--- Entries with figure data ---
========================

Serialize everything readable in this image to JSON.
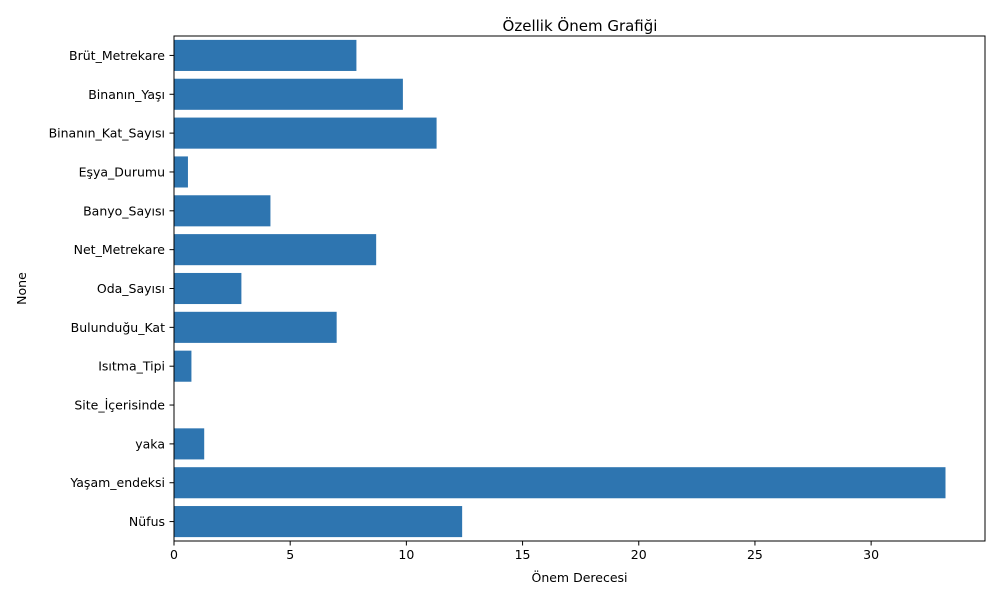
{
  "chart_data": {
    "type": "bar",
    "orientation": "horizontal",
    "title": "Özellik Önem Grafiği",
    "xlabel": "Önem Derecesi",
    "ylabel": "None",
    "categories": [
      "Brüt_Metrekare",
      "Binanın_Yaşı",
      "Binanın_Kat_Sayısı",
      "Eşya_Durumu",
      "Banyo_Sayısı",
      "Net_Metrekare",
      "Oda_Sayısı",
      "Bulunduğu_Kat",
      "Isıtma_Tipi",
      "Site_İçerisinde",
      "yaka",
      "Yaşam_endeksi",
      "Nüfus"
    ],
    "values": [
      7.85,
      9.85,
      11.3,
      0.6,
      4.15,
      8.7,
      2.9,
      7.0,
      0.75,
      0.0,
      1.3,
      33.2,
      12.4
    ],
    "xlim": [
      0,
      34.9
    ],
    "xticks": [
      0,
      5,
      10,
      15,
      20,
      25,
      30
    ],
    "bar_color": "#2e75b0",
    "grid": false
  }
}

========================

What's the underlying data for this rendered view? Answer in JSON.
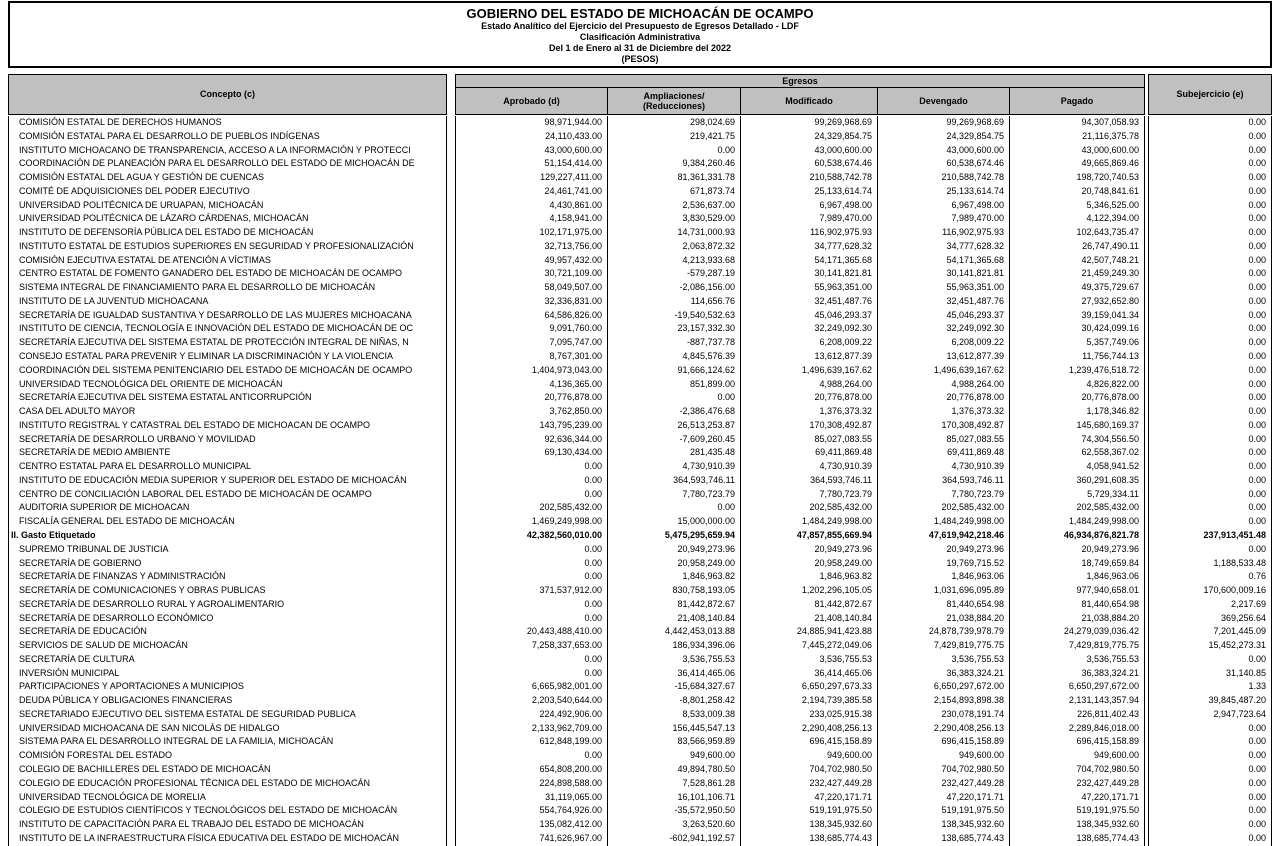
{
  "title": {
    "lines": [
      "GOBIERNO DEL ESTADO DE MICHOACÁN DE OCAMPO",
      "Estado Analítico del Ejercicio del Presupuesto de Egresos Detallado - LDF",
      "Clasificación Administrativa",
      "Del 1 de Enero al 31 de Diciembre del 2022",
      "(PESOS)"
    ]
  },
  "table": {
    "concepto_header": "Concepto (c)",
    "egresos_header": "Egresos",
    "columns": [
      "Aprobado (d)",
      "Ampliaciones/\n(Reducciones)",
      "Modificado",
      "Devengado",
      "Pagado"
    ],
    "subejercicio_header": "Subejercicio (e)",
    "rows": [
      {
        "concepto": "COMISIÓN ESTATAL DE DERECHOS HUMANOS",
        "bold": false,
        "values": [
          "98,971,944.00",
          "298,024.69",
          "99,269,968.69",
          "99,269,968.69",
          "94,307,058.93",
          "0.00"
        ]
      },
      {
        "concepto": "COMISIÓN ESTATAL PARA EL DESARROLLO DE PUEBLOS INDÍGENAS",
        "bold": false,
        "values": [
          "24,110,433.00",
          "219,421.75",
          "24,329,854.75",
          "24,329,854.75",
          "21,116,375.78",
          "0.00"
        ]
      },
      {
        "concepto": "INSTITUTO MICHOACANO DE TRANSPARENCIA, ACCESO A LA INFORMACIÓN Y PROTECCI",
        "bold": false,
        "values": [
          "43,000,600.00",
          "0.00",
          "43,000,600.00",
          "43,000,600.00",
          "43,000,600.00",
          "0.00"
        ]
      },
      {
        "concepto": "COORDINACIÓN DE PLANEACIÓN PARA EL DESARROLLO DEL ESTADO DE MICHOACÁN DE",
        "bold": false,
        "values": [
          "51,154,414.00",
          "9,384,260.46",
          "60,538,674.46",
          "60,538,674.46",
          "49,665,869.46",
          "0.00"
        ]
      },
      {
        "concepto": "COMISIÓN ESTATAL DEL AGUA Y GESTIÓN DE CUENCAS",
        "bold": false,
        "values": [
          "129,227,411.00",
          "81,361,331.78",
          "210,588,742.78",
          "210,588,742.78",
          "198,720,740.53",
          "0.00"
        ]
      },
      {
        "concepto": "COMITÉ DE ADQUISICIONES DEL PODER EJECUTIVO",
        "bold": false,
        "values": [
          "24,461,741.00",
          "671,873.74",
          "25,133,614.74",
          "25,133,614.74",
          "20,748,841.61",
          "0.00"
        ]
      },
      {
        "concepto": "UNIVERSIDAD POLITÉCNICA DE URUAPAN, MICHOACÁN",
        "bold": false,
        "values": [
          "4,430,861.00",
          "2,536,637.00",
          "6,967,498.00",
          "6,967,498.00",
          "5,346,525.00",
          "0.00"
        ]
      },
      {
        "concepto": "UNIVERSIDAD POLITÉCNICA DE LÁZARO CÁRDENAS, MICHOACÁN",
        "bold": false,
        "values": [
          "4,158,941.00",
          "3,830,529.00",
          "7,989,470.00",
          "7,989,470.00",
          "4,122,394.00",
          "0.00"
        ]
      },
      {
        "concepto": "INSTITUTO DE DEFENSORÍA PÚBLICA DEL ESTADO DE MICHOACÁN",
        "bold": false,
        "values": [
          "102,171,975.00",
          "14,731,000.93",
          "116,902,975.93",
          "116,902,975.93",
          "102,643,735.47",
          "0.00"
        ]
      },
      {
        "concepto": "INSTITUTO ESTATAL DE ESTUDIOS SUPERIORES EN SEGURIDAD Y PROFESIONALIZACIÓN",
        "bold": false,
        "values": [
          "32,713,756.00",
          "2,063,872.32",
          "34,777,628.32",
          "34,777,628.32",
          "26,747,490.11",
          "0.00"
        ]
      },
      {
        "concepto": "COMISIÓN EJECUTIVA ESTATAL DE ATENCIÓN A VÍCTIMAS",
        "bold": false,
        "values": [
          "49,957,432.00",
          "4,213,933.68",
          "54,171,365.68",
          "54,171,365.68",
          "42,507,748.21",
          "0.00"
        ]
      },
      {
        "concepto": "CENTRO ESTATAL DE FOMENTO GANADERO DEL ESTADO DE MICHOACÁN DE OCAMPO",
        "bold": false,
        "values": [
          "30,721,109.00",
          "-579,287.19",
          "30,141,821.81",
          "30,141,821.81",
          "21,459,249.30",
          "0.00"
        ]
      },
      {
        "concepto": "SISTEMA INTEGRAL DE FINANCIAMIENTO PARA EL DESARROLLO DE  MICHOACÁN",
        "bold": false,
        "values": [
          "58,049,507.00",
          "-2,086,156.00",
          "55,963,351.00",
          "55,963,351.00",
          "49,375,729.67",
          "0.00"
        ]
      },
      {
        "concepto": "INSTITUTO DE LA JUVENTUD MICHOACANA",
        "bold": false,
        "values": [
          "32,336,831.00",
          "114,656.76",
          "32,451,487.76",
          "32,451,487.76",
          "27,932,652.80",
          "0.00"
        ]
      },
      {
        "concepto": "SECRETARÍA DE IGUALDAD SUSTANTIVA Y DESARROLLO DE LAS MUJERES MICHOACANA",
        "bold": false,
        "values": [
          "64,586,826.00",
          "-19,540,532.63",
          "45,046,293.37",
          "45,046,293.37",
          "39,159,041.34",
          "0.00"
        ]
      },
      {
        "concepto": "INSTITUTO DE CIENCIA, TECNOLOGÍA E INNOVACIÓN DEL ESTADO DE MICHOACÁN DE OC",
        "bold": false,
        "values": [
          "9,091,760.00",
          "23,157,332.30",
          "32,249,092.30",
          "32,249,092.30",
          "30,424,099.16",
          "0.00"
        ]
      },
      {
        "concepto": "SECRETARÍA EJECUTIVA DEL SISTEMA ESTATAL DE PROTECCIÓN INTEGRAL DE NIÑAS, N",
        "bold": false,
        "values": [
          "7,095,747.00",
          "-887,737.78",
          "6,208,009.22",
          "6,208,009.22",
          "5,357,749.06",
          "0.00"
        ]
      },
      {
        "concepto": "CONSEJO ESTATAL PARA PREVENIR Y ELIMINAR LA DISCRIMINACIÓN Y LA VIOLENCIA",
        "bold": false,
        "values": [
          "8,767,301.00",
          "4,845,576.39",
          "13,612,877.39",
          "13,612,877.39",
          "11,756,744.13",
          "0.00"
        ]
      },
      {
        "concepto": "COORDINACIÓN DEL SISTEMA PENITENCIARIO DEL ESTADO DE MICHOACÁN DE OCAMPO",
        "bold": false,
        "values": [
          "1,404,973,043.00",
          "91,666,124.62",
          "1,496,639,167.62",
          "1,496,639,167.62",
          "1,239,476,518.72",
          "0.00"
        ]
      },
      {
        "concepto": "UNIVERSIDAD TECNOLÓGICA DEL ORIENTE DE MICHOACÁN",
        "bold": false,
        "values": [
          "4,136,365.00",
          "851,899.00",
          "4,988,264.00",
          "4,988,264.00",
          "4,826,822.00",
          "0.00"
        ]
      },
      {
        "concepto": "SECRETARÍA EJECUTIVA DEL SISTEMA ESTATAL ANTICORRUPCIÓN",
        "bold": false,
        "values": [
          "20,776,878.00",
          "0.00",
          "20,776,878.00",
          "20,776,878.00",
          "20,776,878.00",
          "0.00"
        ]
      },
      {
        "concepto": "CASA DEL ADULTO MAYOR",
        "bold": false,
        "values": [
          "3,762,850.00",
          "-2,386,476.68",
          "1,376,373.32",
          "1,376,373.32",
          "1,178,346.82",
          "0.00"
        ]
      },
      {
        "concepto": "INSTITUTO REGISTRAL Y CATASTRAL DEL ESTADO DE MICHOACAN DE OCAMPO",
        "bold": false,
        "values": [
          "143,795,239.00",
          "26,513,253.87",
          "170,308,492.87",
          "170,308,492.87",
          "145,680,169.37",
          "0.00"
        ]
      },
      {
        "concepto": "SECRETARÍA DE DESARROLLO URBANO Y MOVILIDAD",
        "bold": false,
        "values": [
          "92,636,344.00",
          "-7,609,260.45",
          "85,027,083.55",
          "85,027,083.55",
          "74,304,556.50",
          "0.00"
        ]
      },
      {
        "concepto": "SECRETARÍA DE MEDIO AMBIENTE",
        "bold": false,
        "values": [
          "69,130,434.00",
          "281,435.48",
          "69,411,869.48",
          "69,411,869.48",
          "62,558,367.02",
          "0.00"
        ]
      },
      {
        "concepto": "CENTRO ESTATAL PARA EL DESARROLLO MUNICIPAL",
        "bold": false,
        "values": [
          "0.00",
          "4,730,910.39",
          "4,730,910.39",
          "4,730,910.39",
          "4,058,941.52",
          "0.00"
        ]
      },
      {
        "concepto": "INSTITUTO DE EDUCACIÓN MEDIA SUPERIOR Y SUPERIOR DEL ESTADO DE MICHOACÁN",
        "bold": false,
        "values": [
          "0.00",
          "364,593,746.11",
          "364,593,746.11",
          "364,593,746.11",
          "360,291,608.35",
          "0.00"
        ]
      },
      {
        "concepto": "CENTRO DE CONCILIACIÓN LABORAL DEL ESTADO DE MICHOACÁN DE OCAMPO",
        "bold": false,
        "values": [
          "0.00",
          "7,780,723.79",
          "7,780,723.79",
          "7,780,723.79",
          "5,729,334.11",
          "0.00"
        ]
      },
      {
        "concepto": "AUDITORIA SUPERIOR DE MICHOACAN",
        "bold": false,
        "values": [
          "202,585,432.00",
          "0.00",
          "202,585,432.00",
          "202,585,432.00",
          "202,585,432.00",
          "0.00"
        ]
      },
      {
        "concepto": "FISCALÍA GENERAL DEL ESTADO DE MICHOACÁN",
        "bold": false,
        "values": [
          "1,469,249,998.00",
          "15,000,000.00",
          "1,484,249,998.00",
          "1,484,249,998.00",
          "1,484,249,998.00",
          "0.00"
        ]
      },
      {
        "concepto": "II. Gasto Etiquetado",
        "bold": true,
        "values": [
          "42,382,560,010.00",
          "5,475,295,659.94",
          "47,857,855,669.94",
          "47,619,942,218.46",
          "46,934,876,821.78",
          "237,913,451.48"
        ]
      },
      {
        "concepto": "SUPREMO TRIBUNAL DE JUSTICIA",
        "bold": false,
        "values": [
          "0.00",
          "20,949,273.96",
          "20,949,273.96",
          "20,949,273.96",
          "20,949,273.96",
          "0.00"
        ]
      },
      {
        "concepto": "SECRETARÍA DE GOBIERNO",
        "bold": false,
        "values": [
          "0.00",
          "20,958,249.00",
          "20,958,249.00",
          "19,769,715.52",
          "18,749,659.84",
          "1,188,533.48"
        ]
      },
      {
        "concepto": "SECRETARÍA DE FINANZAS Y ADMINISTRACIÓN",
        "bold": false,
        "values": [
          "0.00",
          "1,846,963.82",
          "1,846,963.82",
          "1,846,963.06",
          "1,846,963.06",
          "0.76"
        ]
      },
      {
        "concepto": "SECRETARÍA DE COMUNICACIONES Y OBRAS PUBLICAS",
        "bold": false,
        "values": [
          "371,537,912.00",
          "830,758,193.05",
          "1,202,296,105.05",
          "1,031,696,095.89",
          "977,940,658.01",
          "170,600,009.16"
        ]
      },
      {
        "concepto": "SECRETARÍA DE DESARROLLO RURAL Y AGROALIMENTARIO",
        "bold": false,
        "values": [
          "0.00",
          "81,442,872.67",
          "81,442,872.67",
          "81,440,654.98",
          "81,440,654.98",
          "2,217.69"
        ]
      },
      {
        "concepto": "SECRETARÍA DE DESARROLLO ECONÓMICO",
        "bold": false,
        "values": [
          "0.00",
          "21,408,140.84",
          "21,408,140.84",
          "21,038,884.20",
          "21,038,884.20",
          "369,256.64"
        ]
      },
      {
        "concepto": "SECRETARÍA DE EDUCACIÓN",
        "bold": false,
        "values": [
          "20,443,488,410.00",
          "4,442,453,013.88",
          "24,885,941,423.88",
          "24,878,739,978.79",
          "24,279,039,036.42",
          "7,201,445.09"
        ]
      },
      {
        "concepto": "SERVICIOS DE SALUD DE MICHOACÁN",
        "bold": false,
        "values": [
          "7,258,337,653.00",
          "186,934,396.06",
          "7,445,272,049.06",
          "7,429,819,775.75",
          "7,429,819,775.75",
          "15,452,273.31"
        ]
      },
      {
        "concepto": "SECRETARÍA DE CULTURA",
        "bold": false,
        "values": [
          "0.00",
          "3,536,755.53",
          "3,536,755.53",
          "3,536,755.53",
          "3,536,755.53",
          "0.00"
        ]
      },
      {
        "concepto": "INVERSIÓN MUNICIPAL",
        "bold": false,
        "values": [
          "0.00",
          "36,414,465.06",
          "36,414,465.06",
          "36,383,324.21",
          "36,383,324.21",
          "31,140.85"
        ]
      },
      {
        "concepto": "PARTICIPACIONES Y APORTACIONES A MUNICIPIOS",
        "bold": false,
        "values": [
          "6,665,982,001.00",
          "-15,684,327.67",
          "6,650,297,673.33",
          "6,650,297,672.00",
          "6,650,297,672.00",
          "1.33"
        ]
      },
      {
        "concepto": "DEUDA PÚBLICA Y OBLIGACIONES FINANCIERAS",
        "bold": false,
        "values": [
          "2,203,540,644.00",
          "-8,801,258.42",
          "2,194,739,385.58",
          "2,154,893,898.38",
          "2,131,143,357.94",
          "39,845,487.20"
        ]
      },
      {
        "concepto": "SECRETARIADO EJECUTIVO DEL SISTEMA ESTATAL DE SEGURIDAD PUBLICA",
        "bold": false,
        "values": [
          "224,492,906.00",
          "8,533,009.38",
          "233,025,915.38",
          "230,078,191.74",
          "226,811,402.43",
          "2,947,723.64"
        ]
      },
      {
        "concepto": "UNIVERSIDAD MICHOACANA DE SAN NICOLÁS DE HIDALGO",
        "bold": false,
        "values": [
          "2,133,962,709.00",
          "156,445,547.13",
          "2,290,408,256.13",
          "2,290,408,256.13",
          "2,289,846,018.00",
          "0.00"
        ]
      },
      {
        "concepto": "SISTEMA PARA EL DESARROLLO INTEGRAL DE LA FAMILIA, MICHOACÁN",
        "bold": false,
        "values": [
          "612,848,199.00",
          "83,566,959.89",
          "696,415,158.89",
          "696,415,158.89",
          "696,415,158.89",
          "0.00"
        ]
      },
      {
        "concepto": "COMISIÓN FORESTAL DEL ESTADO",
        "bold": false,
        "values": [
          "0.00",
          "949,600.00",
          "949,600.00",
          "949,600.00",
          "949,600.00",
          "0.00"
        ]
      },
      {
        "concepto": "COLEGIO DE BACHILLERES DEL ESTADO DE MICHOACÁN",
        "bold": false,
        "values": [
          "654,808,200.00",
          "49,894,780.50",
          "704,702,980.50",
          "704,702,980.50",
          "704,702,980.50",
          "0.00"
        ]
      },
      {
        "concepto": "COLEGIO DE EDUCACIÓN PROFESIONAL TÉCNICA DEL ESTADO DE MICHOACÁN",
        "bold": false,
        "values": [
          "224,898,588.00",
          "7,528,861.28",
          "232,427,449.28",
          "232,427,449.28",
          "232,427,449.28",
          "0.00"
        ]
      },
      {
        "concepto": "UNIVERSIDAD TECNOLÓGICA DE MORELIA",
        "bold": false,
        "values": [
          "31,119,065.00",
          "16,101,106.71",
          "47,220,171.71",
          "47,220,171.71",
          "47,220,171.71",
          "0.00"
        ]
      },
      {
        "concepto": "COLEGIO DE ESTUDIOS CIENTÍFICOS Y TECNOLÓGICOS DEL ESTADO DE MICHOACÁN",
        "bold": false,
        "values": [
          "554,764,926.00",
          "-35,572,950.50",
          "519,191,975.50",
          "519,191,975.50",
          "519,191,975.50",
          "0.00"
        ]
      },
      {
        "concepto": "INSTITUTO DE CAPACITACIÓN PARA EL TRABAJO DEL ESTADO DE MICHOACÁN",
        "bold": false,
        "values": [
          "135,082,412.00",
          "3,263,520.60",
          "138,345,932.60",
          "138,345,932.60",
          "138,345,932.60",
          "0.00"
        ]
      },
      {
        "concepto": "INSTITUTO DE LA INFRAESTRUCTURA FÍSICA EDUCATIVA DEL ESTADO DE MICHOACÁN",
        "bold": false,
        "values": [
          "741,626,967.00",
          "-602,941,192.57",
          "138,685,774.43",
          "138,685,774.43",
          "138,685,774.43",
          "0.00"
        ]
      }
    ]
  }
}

========================

--- To be done ---
From the records, copy every line that has the string "POLITÉCNICA" in it.

--- Worked answer ---
        "concepto": "UNIVERSIDAD POLITÉCNICA DE URUAPAN, MICHOACÁN",
        "concepto": "UNIVERSIDAD POLITÉCNICA DE LÁZARO CÁRDENAS, MICHOACÁN",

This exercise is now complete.